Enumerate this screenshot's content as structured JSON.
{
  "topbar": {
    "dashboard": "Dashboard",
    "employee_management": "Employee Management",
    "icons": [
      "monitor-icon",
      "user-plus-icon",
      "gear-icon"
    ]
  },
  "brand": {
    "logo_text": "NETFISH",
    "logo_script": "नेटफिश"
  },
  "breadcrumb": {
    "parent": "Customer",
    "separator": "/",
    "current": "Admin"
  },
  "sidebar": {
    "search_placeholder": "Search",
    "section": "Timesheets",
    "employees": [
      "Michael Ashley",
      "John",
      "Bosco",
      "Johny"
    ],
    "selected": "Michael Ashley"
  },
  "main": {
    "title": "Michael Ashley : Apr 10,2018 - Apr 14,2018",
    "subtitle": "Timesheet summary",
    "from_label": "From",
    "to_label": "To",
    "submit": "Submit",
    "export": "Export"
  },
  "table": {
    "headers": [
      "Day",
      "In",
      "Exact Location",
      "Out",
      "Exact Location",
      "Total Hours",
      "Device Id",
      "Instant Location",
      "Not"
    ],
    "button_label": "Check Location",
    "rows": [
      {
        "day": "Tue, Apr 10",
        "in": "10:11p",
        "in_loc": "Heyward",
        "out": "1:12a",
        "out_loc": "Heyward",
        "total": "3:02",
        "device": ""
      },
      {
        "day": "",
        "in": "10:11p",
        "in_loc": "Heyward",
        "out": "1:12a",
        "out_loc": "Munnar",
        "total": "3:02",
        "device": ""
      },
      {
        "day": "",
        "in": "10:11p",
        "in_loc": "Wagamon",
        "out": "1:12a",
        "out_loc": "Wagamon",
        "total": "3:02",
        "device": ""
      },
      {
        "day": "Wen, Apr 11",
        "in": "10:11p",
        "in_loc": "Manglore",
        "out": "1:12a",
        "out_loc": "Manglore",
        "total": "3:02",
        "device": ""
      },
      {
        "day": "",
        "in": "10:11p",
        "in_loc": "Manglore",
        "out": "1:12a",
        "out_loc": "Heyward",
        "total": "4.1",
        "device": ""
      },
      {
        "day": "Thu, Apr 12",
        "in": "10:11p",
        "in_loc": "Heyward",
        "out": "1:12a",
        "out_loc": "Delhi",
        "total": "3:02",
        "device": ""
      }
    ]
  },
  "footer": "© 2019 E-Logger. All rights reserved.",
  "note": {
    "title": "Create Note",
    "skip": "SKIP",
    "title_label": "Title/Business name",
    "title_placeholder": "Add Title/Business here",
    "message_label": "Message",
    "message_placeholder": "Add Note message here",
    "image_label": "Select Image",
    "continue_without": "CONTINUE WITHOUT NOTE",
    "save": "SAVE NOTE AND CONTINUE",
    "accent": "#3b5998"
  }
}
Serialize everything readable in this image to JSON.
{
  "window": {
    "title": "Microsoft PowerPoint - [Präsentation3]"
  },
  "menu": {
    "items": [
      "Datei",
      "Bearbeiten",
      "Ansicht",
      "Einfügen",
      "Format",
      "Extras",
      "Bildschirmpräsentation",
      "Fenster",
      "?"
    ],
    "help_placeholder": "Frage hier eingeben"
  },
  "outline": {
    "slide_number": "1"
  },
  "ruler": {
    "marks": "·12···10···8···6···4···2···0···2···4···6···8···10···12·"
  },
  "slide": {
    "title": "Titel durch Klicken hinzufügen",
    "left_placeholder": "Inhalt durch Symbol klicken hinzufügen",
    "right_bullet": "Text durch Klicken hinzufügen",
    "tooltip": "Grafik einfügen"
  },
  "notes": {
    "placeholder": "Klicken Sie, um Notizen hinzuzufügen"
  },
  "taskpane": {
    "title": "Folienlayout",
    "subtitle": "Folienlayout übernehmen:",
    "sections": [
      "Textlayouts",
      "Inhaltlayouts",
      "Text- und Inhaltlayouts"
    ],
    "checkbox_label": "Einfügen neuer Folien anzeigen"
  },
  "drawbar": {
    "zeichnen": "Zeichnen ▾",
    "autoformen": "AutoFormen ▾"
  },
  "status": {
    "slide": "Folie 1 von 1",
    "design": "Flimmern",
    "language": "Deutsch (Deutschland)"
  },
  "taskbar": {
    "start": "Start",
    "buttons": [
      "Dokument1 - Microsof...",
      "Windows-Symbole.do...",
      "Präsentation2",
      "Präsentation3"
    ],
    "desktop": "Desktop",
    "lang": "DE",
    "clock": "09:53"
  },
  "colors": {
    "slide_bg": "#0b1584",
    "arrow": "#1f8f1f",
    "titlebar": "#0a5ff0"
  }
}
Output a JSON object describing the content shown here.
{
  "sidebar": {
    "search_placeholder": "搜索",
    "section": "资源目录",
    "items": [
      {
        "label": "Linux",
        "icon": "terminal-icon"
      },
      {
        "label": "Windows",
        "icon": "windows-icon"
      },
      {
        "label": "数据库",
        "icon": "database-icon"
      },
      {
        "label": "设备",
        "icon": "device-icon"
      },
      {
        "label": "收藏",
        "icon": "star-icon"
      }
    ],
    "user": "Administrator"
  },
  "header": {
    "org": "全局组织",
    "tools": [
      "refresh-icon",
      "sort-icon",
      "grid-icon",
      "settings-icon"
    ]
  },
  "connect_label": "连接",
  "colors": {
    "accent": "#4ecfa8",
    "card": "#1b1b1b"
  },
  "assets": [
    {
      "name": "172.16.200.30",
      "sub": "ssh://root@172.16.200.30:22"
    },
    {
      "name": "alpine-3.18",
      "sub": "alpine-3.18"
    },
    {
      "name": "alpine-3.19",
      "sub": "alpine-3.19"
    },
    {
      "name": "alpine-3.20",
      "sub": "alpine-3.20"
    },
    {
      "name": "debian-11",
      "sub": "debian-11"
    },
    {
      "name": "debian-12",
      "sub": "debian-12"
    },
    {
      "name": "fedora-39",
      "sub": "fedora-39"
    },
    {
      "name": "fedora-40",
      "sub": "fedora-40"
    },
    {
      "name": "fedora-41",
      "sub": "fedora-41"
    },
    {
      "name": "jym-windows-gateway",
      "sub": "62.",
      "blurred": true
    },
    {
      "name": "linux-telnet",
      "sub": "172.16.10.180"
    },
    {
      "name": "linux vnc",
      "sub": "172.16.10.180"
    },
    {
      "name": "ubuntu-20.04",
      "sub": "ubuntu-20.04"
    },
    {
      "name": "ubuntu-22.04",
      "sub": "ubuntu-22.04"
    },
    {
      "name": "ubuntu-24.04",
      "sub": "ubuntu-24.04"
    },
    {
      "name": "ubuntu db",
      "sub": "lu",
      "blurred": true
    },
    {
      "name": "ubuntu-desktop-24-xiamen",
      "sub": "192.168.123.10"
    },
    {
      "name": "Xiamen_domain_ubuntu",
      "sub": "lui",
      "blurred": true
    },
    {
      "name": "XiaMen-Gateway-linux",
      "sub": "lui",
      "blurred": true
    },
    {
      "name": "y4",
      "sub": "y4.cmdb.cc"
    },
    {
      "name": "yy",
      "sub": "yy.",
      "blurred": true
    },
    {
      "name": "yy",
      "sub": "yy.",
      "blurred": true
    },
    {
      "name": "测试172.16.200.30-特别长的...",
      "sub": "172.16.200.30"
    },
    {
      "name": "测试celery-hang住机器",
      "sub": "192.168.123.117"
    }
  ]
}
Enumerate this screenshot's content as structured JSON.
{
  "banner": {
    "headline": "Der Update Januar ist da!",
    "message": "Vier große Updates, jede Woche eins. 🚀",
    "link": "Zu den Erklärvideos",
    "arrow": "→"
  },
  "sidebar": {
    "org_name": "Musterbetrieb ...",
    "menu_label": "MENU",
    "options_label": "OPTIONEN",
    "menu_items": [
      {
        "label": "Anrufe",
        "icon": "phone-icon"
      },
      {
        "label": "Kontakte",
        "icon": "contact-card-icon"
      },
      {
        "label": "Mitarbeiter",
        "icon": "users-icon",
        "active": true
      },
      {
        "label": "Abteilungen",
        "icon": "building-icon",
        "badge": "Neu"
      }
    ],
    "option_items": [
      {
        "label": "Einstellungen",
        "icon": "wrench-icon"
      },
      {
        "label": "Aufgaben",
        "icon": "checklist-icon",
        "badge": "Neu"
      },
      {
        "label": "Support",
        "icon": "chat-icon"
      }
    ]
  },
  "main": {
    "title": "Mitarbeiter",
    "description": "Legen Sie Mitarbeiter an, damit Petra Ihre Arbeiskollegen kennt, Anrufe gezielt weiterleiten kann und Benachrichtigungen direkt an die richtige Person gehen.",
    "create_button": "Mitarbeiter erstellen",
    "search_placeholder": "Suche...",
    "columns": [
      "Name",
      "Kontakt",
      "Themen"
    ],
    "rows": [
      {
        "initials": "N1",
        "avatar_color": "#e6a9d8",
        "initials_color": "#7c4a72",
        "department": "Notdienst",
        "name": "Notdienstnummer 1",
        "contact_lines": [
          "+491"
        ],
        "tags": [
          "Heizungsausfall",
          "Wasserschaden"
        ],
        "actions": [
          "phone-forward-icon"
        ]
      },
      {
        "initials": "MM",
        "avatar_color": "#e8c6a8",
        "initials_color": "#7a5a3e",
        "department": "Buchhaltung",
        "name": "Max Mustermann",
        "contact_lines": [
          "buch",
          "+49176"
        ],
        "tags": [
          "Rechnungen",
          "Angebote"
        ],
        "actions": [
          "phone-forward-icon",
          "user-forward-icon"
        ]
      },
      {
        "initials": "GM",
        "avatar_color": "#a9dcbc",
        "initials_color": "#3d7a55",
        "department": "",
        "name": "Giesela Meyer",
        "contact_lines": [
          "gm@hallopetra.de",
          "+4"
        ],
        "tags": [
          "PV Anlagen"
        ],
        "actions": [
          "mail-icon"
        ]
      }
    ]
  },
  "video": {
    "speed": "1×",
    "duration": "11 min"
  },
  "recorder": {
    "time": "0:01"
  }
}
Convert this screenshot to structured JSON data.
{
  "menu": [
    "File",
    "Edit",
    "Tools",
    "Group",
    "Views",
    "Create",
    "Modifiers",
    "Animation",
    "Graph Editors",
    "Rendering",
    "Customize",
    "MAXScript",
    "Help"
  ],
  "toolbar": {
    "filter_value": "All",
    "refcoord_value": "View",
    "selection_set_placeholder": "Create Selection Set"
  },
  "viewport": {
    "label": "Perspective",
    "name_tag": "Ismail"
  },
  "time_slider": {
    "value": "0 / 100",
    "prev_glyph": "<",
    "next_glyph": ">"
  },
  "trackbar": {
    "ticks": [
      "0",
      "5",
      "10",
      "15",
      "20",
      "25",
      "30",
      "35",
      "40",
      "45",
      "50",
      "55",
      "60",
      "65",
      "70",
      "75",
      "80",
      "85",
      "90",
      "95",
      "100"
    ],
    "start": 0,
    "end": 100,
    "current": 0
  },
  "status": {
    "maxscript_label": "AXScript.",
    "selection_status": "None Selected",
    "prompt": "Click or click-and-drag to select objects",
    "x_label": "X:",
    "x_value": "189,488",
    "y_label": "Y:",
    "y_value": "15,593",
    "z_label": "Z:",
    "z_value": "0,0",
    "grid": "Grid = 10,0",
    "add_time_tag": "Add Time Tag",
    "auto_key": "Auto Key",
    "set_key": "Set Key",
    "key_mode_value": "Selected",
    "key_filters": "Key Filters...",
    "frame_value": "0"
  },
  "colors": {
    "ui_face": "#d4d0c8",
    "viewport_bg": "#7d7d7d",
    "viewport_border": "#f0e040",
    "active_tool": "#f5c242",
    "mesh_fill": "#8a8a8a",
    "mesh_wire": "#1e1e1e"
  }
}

★ ★ ★ ★ ★

> Your task
Copy out the lines that hold "Michael".

> Answer
      "Michael Ashley",
    "selected": "Michael Ashley"
    "title": "Michael Ashley : Apr 10,2018 - Apr 14,2018",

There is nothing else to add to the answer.